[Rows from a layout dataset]
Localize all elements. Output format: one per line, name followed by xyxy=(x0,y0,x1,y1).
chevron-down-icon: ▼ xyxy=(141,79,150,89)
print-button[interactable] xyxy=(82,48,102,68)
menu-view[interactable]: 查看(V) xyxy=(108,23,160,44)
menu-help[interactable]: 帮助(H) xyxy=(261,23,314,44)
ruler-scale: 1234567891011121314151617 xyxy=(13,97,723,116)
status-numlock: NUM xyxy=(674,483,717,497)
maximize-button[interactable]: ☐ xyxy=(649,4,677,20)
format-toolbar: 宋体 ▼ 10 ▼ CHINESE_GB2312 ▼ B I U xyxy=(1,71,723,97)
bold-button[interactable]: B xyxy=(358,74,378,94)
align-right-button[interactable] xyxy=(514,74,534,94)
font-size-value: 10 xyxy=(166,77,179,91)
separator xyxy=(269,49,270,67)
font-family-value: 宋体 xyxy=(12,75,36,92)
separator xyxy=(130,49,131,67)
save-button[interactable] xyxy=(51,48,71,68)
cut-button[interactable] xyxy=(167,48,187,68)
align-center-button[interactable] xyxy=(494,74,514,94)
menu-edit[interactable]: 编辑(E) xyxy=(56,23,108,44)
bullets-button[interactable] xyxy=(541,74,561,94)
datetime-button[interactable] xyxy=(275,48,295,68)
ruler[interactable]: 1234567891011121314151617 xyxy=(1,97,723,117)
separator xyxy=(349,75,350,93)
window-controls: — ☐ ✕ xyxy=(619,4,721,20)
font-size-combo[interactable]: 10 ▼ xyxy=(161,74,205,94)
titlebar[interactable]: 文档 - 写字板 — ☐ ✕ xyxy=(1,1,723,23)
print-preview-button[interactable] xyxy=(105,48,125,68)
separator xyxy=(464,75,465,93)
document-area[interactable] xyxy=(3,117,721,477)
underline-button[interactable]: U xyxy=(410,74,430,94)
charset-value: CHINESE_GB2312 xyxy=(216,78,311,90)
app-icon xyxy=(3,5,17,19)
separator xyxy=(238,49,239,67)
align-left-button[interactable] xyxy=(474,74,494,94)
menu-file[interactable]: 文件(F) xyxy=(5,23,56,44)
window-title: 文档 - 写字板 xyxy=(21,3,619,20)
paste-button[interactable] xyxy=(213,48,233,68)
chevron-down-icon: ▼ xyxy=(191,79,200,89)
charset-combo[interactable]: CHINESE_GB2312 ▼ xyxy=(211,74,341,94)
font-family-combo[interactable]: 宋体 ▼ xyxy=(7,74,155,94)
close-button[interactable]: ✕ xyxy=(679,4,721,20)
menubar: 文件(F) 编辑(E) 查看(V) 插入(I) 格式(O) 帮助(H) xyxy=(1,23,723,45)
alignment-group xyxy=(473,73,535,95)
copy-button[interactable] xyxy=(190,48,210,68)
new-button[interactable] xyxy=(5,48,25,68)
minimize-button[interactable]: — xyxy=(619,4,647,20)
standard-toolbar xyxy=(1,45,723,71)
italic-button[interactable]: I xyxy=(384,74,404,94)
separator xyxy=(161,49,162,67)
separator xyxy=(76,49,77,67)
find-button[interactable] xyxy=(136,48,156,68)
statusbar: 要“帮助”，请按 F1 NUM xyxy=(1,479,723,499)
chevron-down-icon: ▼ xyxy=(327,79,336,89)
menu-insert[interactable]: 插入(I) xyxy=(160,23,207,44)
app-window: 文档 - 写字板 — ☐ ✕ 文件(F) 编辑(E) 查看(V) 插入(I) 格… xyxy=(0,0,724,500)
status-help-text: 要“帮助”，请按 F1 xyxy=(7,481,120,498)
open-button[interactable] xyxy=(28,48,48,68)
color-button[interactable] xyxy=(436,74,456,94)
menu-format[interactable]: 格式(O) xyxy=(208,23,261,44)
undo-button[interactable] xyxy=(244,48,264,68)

### WHAT THE TASK REQUIRES
Copy out all of the lines above without changing anything.

### ANSWER FOR THE TASK
Localize all elements. Output format: one per line, name followed by xyxy=(x0,y0,x1,y1).
chevron-down-icon: ▼ xyxy=(141,79,150,89)
print-button[interactable] xyxy=(82,48,102,68)
menu-view[interactable]: 查看(V) xyxy=(108,23,160,44)
menu-help[interactable]: 帮助(H) xyxy=(261,23,314,44)
ruler-scale: 1234567891011121314151617 xyxy=(13,97,723,116)
status-numlock: NUM xyxy=(674,483,717,497)
maximize-button[interactable]: ☐ xyxy=(649,4,677,20)
format-toolbar: 宋体 ▼ 10 ▼ CHINESE_GB2312 ▼ B I U xyxy=(1,71,723,97)
bold-button[interactable]: B xyxy=(358,74,378,94)
align-right-button[interactable] xyxy=(514,74,534,94)
font-size-value: 10 xyxy=(166,77,179,91)
separator xyxy=(269,49,270,67)
font-family-value: 宋体 xyxy=(12,75,36,92)
separator xyxy=(130,49,131,67)
save-button[interactable] xyxy=(51,48,71,68)
cut-button[interactable] xyxy=(167,48,187,68)
align-center-button[interactable] xyxy=(494,74,514,94)
menu-edit[interactable]: 编辑(E) xyxy=(56,23,108,44)
bullets-button[interactable] xyxy=(541,74,561,94)
datetime-button[interactable] xyxy=(275,48,295,68)
ruler[interactable]: 1234567891011121314151617 xyxy=(1,97,723,117)
separator xyxy=(349,75,350,93)
window-controls: — ☐ ✕ xyxy=(619,4,721,20)
font-size-combo[interactable]: 10 ▼ xyxy=(161,74,205,94)
titlebar[interactable]: 文档 - 写字板 — ☐ ✕ xyxy=(1,1,723,23)
print-preview-button[interactable] xyxy=(105,48,125,68)
separator xyxy=(464,75,465,93)
document-area[interactable] xyxy=(3,117,721,477)
underline-button[interactable]: U xyxy=(410,74,430,94)
charset-value: CHINESE_GB2312 xyxy=(216,78,311,90)
app-icon xyxy=(3,5,17,19)
separator xyxy=(238,49,239,67)
align-left-button[interactable] xyxy=(474,74,494,94)
menu-file[interactable]: 文件(F) xyxy=(5,23,56,44)
window-title: 文档 - 写字板 xyxy=(21,3,619,20)
paste-button[interactable] xyxy=(213,48,233,68)
chevron-down-icon: ▼ xyxy=(191,79,200,89)
charset-combo[interactable]: CHINESE_GB2312 ▼ xyxy=(211,74,341,94)
font-family-combo[interactable]: 宋体 ▼ xyxy=(7,74,155,94)
close-button[interactable]: ✕ xyxy=(679,4,721,20)
menubar: 文件(F) 编辑(E) 查看(V) 插入(I) 格式(O) 帮助(H) xyxy=(1,23,723,45)
alignment-group xyxy=(473,73,535,95)
copy-button[interactable] xyxy=(190,48,210,68)
new-button[interactable] xyxy=(5,48,25,68)
minimize-button[interactable]: — xyxy=(619,4,647,20)
standard-toolbar xyxy=(1,45,723,71)
italic-button[interactable]: I xyxy=(384,74,404,94)
separator xyxy=(161,49,162,67)
separator xyxy=(76,49,77,67)
find-button[interactable] xyxy=(136,48,156,68)
statusbar: 要“帮助”，请按 F1 NUM xyxy=(1,479,723,499)
chevron-down-icon: ▼ xyxy=(327,79,336,89)
menu-insert[interactable]: 插入(I) xyxy=(160,23,207,44)
app-window: 文档 - 写字板 — ☐ ✕ 文件(F) 编辑(E) 查看(V) 插入(I) 格… xyxy=(0,0,724,500)
status-help-text: 要“帮助”，请按 F1 xyxy=(7,481,120,498)
open-button[interactable] xyxy=(28,48,48,68)
color-button[interactable] xyxy=(436,74,456,94)
menu-format[interactable]: 格式(O) xyxy=(208,23,261,44)
undo-button[interactable] xyxy=(244,48,264,68)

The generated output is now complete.